* Entries:
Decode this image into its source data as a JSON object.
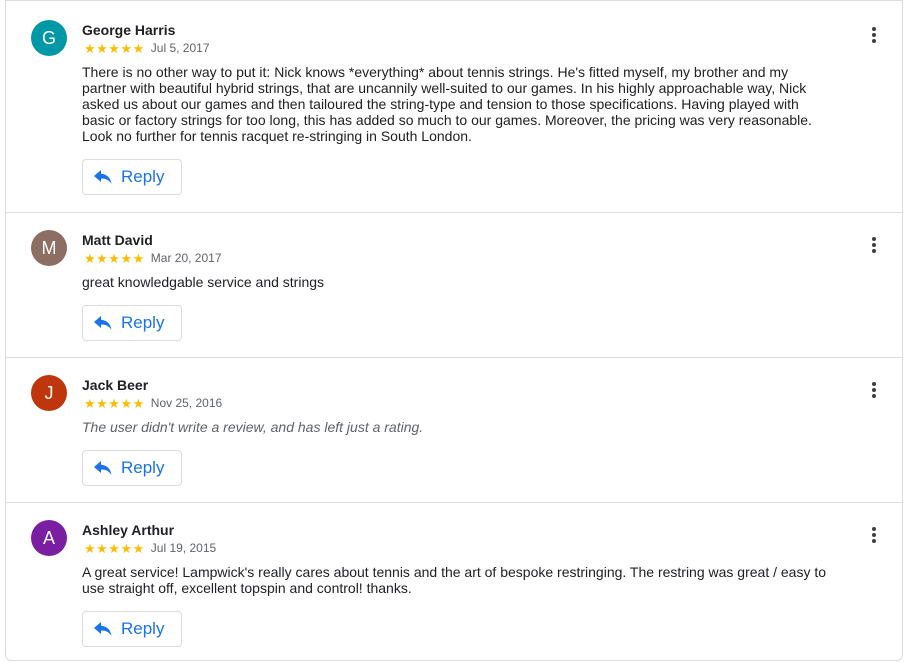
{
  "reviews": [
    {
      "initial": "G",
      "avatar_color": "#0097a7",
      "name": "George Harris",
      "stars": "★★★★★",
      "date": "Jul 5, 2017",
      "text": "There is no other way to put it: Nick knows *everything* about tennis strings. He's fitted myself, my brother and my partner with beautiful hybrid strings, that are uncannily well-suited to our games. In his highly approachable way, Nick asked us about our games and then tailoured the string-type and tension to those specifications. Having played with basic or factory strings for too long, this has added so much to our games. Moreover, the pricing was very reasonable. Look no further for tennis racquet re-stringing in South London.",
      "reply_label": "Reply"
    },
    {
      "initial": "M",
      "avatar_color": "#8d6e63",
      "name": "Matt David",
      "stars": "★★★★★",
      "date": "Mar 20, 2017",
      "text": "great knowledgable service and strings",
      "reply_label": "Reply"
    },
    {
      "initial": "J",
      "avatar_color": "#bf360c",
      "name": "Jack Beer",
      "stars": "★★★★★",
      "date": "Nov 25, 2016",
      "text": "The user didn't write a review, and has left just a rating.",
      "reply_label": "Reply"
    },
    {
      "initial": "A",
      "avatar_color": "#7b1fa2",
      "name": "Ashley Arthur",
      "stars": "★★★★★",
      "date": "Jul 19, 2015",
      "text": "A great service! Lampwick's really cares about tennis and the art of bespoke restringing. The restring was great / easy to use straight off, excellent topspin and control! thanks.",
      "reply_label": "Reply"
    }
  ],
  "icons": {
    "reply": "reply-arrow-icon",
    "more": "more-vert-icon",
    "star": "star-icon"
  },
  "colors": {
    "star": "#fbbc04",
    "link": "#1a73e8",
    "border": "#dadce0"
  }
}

* Task objective: Excluding the pictures, reproduce every entry exactly as given.

* Response:
Decode this image into its source data as a JSON object.
{
  "reviews": [
    {
      "initial": "G",
      "avatar_color": "#0097a7",
      "name": "George Harris",
      "stars": "★★★★★",
      "date": "Jul 5, 2017",
      "text": "There is no other way to put it: Nick knows *everything* about tennis strings. He's fitted myself, my brother and my partner with beautiful hybrid strings, that are uncannily well-suited to our games. In his highly approachable way, Nick asked us about our games and then tailoured the string-type and tension to those specifications. Having played with basic or factory strings for too long, this has added so much to our games. Moreover, the pricing was very reasonable. Look no further for tennis racquet re-stringing in South London.",
      "reply_label": "Reply"
    },
    {
      "initial": "M",
      "avatar_color": "#8d6e63",
      "name": "Matt David",
      "stars": "★★★★★",
      "date": "Mar 20, 2017",
      "text": "great knowledgable service and strings",
      "reply_label": "Reply"
    },
    {
      "initial": "J",
      "avatar_color": "#bf360c",
      "name": "Jack Beer",
      "stars": "★★★★★",
      "date": "Nov 25, 2016",
      "text": "The user didn't write a review, and has left just a rating.",
      "reply_label": "Reply"
    },
    {
      "initial": "A",
      "avatar_color": "#7b1fa2",
      "name": "Ashley Arthur",
      "stars": "★★★★★",
      "date": "Jul 19, 2015",
      "text": "A great service! Lampwick's really cares about tennis and the art of bespoke restringing. The restring was great / easy to use straight off, excellent topspin and control! thanks.",
      "reply_label": "Reply"
    }
  ],
  "icons": {
    "reply": "reply-arrow-icon",
    "more": "more-vert-icon",
    "star": "star-icon"
  },
  "colors": {
    "star": "#fbbc04",
    "link": "#1a73e8",
    "border": "#dadce0"
  }
}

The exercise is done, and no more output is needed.